▸ **Your assignment**
For this exercise, retype all the data exactly and exclude every image.
####
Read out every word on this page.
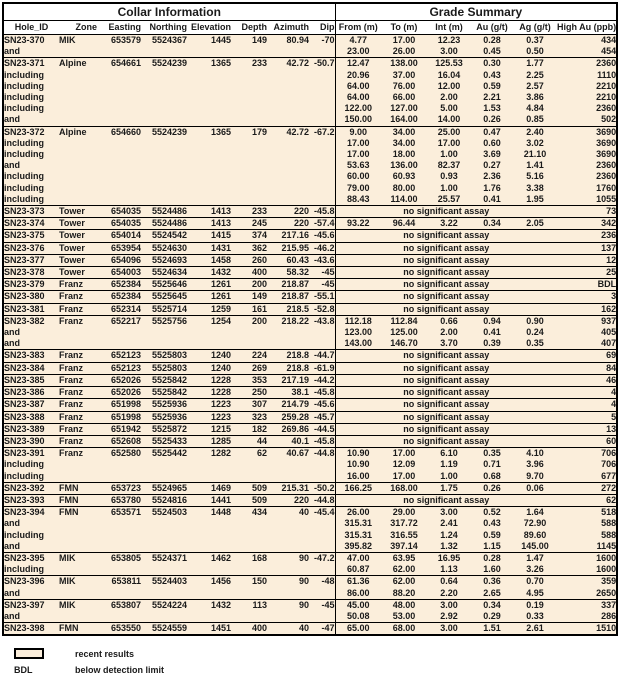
Collar Information								Grade Summary					
Hole_ID	Zone	Easting	Northing	Elevation	Depth	Azimuth	Dip	From (m)	To (m)	Int (m)	Au (g/t)	Ag (g/t)	High Au (ppb)
SN23-370	MIK	653579	5524367	1445	149	80.94	-70	4.77	17.00	12.23	0.28	0.37	434
and								23.00	26.00	3.00	0.45	0.50	454
SN23-371	Alpine	654661	5524239	1365	233	42.72	-50.7	12.47	138.00	125.53	0.30	1.77	2360
including								20.96	37.00	16.04	0.43	2.25	1110
including								64.00	76.00	12.00	0.59	2.57	2210
including								64.00	66.00	2.00	2.21	3.86	2210
including								122.00	127.00	5.00	1.53	4.84	2360
and								150.00	164.00	14.00	0.26	0.85	502
SN23-372	Alpine	654660	5524239	1365	179	42.72	-67.2	9.00	34.00	25.00	0.47	2.40	3690
including								17.00	34.00	17.00	0.60	3.02	3690
including								17.00	18.00	1.00	3.69	21.10	3690
and								53.63	136.00	82.37	0.27	1.41	2360
including								60.00	60.93	0.93	2.36	5.16	2360
including								79.00	80.00	1.00	1.76	3.38	1760
including								88.43	114.00	25.57	0.41	1.95	1055
SN23-373	Tower	654035	5524486	1413	233	220	-45.8	no significant assay					73
SN23-374	Tower	654035	5524486	1413	245	220	-57.4	93.22	96.44	3.22	0.34	2.05	342
SN23-375	Tower	654014	5524542	1415	374	217.16	-45.6	no significant assay					236
SN23-376	Tower	653954	5524630	1431	362	215.95	-46.2	no significant assay					137
SN23-377	Tower	654096	5524693	1458	260	60.43	-43.6	no significant assay					12
SN23-378	Tower	654003	5524634	1432	400	58.32	-45	no significant assay					25
SN23-379	Franz	652384	5525646	1261	200	218.87	-45	no significant assay					BDL
SN23-380	Franz	652384	5525645	1261	149	218.87	-55.1	no significant assay					3
SN23-381	Franz	652314	5525714	1259	161	218.5	-52.8	no significant assay					162
SN23-382	Franz	652217	5525756	1254	200	218.22	-43.8	112.18	112.84	0.66	0.94	0.90	937
and								123.00	125.00	2.00	0.41	0.24	405
and								143.00	146.70	3.70	0.39	0.35	407
SN23-383	Franz	652123	5525803	1240	224	218.8	-44.7	no significant assay					69
SN23-384	Franz	652123	5525803	1240	269	218.8	-61.9	no significant assay					84
SN23-385	Franz	652026	5525842	1228	353	217.19	-44.2	no significant assay					46
SN23-386	Franz	652026	5525842	1228	250	38.1	-45.8	no significant assay					4
SN23-387	Franz	651998	5525936	1223	307	214.79	-45.6	no significant assay					4
SN23-388	Franz	651998	5525936	1223	323	259.28	-45.7	no significant assay					5
SN23-389	Franz	651942	5525872	1215	182	269.86	-44.5	no significant assay					13
SN23-390	Franz	652608	5525433	1285	44	40.1	-45.8	no significant assay					60
SN23-391	Franz	652580	5525442	1282	62	40.67	-44.8	10.90	17.00	6.10	0.35	4.10	706
including								10.90	12.09	1.19	0.71	3.96	706
including								16.00	17.00	1.00	0.68	9.70	677
SN23-392	FMN	653723	5524965	1469	509	215.31	-50.2	166.25	168.00	1.75	0.26	0.06	272
SN23-393	FMN	653780	5524816	1441	509	220	-44.8	no significant assay					62
SN23-394	FMN	653571	5524503	1448	434	40	-45.4	26.00	29.00	3.00	0.52	1.64	518
and								315.31	317.72	2.41	0.43	72.90	588
including								315.31	316.55	1.24	0.59	89.60	588
and								395.82	397.14	1.32	1.15	145.00	1145
SN23-395	MIK	653805	5524371	1462	168	90	-47.2	47.00	63.95	16.95	0.28	1.47	1600
including								60.87	62.00	1.13	1.60	3.26	1600
SN23-396	MIK	653811	5524403	1456	150	90	-48	61.36	62.00	0.64	0.36	0.70	359
and								86.00	88.20	2.20	2.65	4.95	2650
SN23-397	MIK	653807	5524224	1432	113	90	-45	45.00	48.00	3.00	0.34	0.19	337
and								50.08	53.00	2.92	0.29	0.33	286
SN23-398	FMN	653550	5524559	1451	400	40	-47	65.00	68.00	3.00	1.51	2.61	1510
recent results
BDL	below detection limit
####
▸ **Response to the exercise**
Read out every word on this page.
Collar Information								Grade Summary					
Hole_ID	Zone	Easting	Northing	Elevation	Depth	Azimuth	Dip	From (m)	To (m)	Int (m)	Au (g/t)	Ag (g/t)	High Au (ppb)
SN23-370	MIK	653579	5524367	1445	149	80.94	-70	4.77	17.00	12.23	0.28	0.37	434
and								23.00	26.00	3.00	0.45	0.50	454
SN23-371	Alpine	654661	5524239	1365	233	42.72	-50.7	12.47	138.00	125.53	0.30	1.77	2360
including								20.96	37.00	16.04	0.43	2.25	1110
including								64.00	76.00	12.00	0.59	2.57	2210
including								64.00	66.00	2.00	2.21	3.86	2210
including								122.00	127.00	5.00	1.53	4.84	2360
and								150.00	164.00	14.00	0.26	0.85	502
SN23-372	Alpine	654660	5524239	1365	179	42.72	-67.2	9.00	34.00	25.00	0.47	2.40	3690
including								17.00	34.00	17.00	0.60	3.02	3690
including								17.00	18.00	1.00	3.69	21.10	3690
and								53.63	136.00	82.37	0.27	1.41	2360
including								60.00	60.93	0.93	2.36	5.16	2360
including								79.00	80.00	1.00	1.76	3.38	1760
including								88.43	114.00	25.57	0.41	1.95	1055
SN23-373	Tower	654035	5524486	1413	233	220	-45.8	no significant assay					73
SN23-374	Tower	654035	5524486	1413	245	220	-57.4	93.22	96.44	3.22	0.34	2.05	342
SN23-375	Tower	654014	5524542	1415	374	217.16	-45.6	no significant assay					236
SN23-376	Tower	653954	5524630	1431	362	215.95	-46.2	no significant assay					137
SN23-377	Tower	654096	5524693	1458	260	60.43	-43.6	no significant assay					12
SN23-378	Tower	654003	5524634	1432	400	58.32	-45	no significant assay					25
SN23-379	Franz	652384	5525646	1261	200	218.87	-45	no significant assay					BDL
SN23-380	Franz	652384	5525645	1261	149	218.87	-55.1	no significant assay					3
SN23-381	Franz	652314	5525714	1259	161	218.5	-52.8	no significant assay					162
SN23-382	Franz	652217	5525756	1254	200	218.22	-43.8	112.18	112.84	0.66	0.94	0.90	937
and								123.00	125.00	2.00	0.41	0.24	405
and								143.00	146.70	3.70	0.39	0.35	407
SN23-383	Franz	652123	5525803	1240	224	218.8	-44.7	no significant assay					69
SN23-384	Franz	652123	5525803	1240	269	218.8	-61.9	no significant assay					84
SN23-385	Franz	652026	5525842	1228	353	217.19	-44.2	no significant assay					46
SN23-386	Franz	652026	5525842	1228	250	38.1	-45.8	no significant assay					4
SN23-387	Franz	651998	5525936	1223	307	214.79	-45.6	no significant assay					4
SN23-388	Franz	651998	5525936	1223	323	259.28	-45.7	no significant assay					5
SN23-389	Franz	651942	5525872	1215	182	269.86	-44.5	no significant assay					13
SN23-390	Franz	652608	5525433	1285	44	40.1	-45.8	no significant assay					60
SN23-391	Franz	652580	5525442	1282	62	40.67	-44.8	10.90	17.00	6.10	0.35	4.10	706
including								10.90	12.09	1.19	0.71	3.96	706
including								16.00	17.00	1.00	0.68	9.70	677
SN23-392	FMN	653723	5524965	1469	509	215.31	-50.2	166.25	168.00	1.75	0.26	0.06	272
SN23-393	FMN	653780	5524816	1441	509	220	-44.8	no significant assay					62
SN23-394	FMN	653571	5524503	1448	434	40	-45.4	26.00	29.00	3.00	0.52	1.64	518
and								315.31	317.72	2.41	0.43	72.90	588
including								315.31	316.55	1.24	0.59	89.60	588
and								395.82	397.14	1.32	1.15	145.00	1145
SN23-395	MIK	653805	5524371	1462	168	90	-47.2	47.00	63.95	16.95	0.28	1.47	1600
including								60.87	62.00	1.13	1.60	3.26	1600
SN23-396	MIK	653811	5524403	1456	150	90	-48	61.36	62.00	0.64	0.36	0.70	359
and								86.00	88.20	2.20	2.65	4.95	2650
SN23-397	MIK	653807	5524224	1432	113	90	-45	45.00	48.00	3.00	0.34	0.19	337
and								50.08	53.00	2.92	0.29	0.33	286
SN23-398	FMN	653550	5524559	1451	400	40	-47	65.00	68.00	3.00	1.51	2.61	1510
recent results
BDL	below detection limit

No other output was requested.